[Start of INPUT ROWS]

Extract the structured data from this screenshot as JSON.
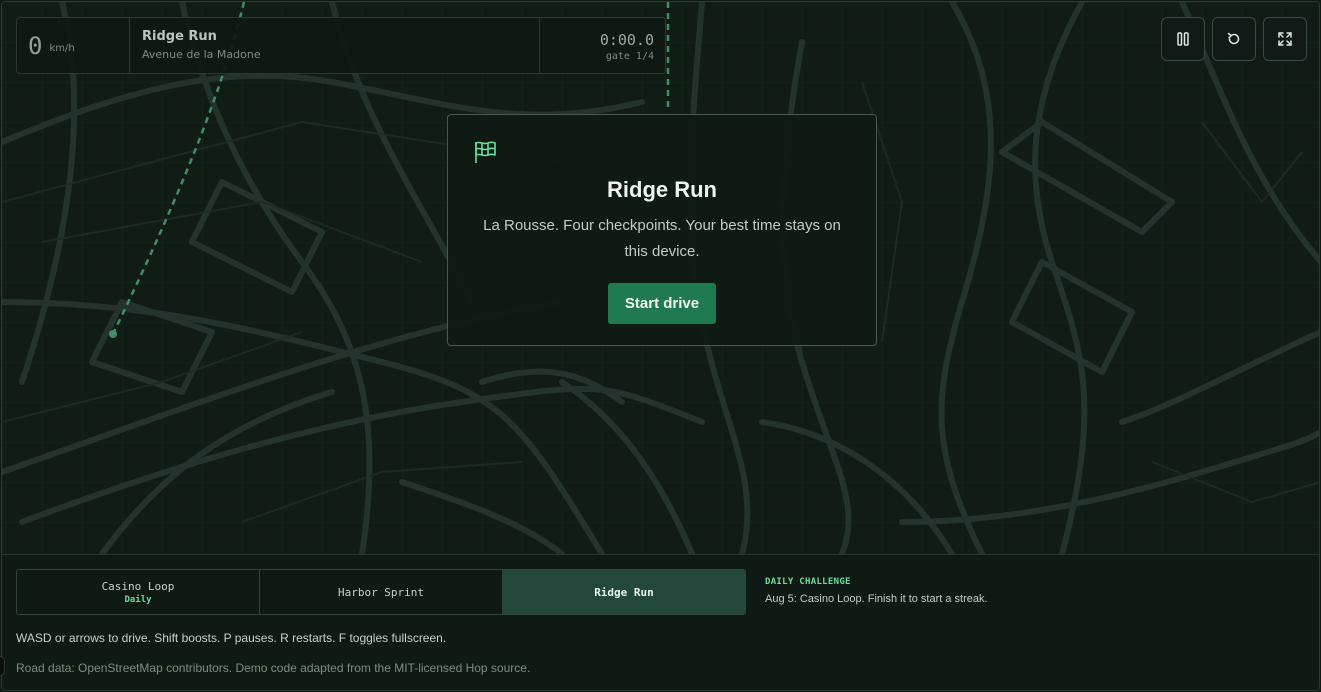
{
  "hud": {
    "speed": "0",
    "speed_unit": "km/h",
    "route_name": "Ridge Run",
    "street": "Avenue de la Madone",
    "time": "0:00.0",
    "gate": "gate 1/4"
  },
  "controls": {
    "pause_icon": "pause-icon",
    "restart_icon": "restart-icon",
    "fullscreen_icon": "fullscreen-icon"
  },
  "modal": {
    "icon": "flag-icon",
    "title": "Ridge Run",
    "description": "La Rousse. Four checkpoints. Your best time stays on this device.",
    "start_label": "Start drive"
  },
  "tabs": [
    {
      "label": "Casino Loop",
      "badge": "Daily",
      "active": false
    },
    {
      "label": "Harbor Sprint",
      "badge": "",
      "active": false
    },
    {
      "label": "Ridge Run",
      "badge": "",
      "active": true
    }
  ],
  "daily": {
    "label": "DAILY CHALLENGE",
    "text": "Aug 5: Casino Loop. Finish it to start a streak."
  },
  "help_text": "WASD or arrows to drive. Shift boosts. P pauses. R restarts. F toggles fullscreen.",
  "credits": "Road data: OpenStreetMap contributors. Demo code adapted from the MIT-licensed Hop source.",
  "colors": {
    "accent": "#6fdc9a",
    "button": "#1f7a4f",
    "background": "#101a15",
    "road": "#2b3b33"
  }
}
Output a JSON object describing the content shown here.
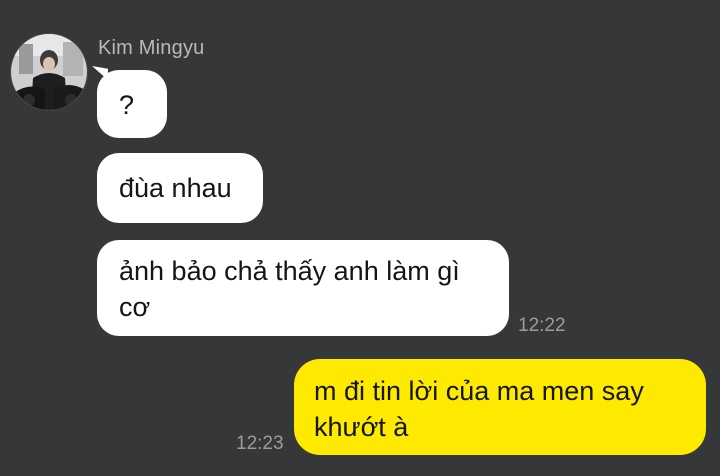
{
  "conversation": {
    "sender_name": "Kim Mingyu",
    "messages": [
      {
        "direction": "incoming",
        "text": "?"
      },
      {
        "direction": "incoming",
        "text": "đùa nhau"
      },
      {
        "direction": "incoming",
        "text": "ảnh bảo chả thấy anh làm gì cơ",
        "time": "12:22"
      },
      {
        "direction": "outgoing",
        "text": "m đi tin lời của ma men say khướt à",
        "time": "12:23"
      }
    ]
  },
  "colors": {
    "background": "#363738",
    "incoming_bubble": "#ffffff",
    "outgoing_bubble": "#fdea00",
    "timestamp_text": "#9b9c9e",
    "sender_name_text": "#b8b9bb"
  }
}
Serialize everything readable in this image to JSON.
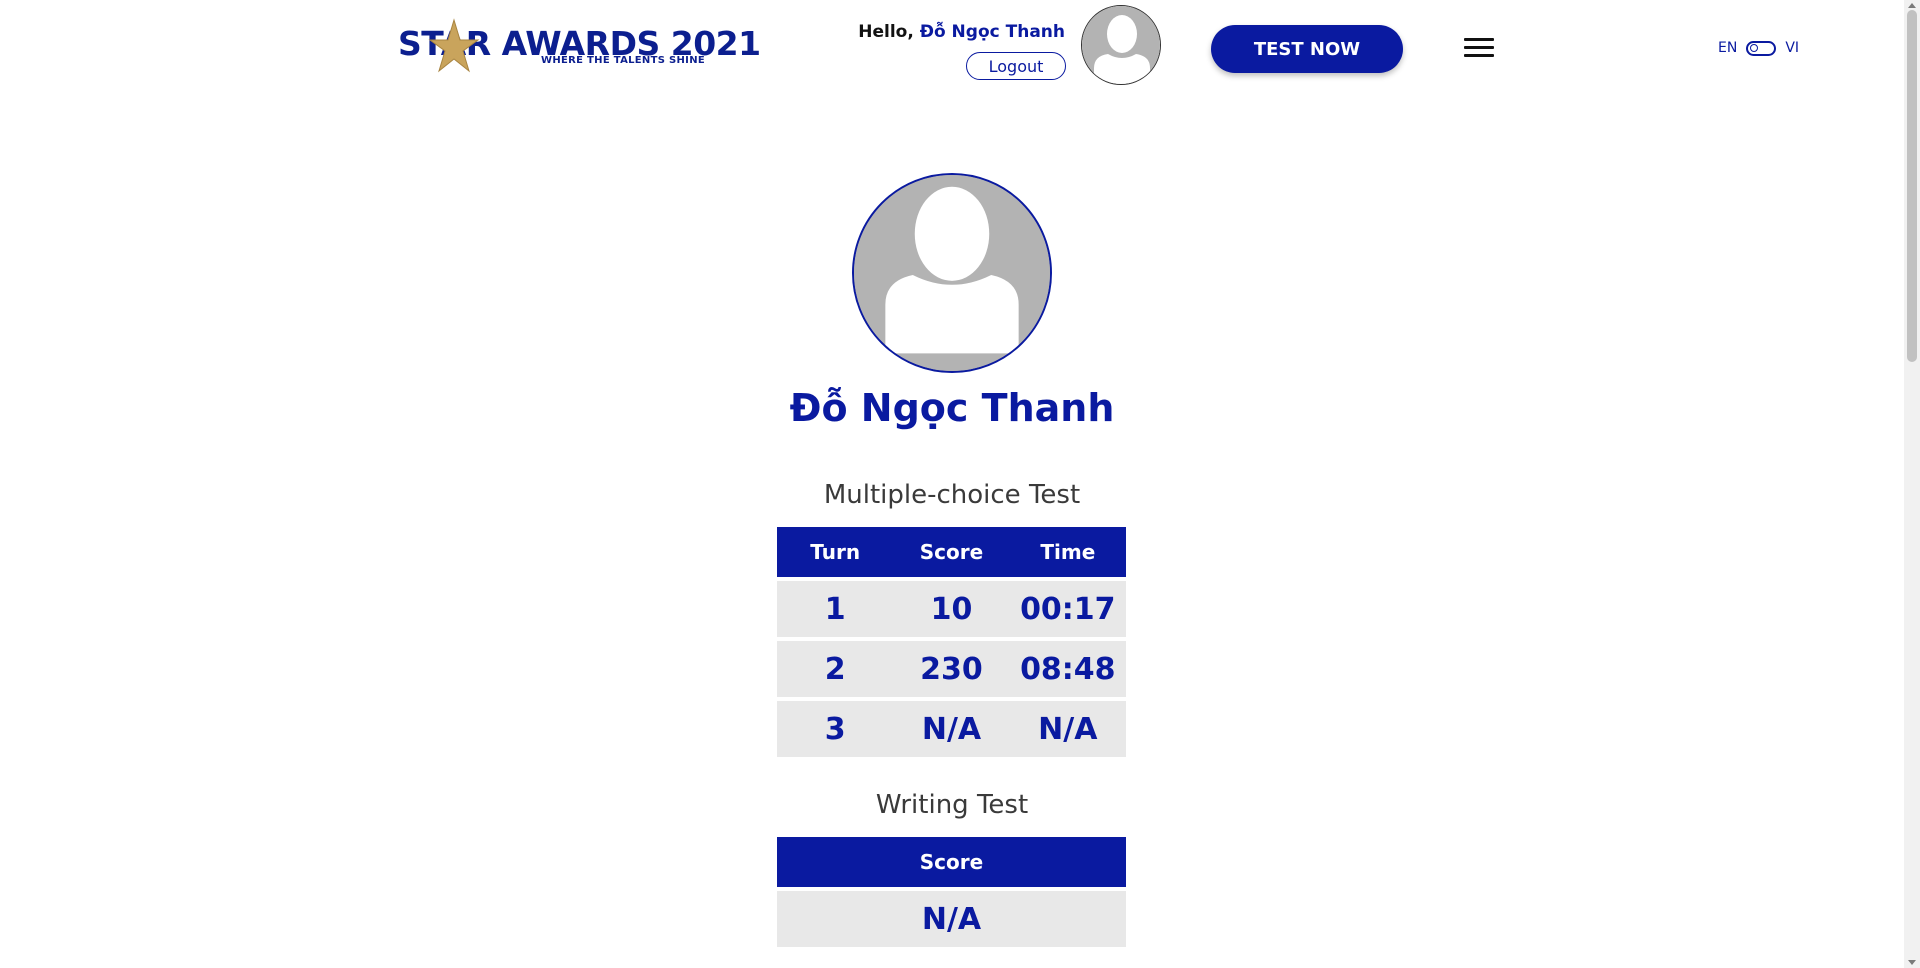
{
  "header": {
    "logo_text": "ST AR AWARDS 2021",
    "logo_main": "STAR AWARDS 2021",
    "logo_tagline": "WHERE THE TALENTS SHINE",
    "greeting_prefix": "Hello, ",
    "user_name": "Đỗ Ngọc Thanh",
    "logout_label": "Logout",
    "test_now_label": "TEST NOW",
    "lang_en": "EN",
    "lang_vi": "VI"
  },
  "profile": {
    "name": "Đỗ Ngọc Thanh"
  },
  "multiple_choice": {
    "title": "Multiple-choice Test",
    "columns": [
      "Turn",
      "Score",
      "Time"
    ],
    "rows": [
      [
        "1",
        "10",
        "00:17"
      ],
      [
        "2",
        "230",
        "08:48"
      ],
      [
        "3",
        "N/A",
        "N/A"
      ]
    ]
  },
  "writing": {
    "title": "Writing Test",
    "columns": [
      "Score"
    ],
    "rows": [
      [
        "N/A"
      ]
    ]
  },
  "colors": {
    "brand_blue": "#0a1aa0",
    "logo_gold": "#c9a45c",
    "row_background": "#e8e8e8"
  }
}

[End of INPUT ROWS]

EXERCISE PROMPT:
Reproduce each line of the material containing the word "Thanh".

EXERCISE RESPONSE:
    "user_name": "Đỗ Ngọc Thanh",
    "name": "Đỗ Ngọc Thanh"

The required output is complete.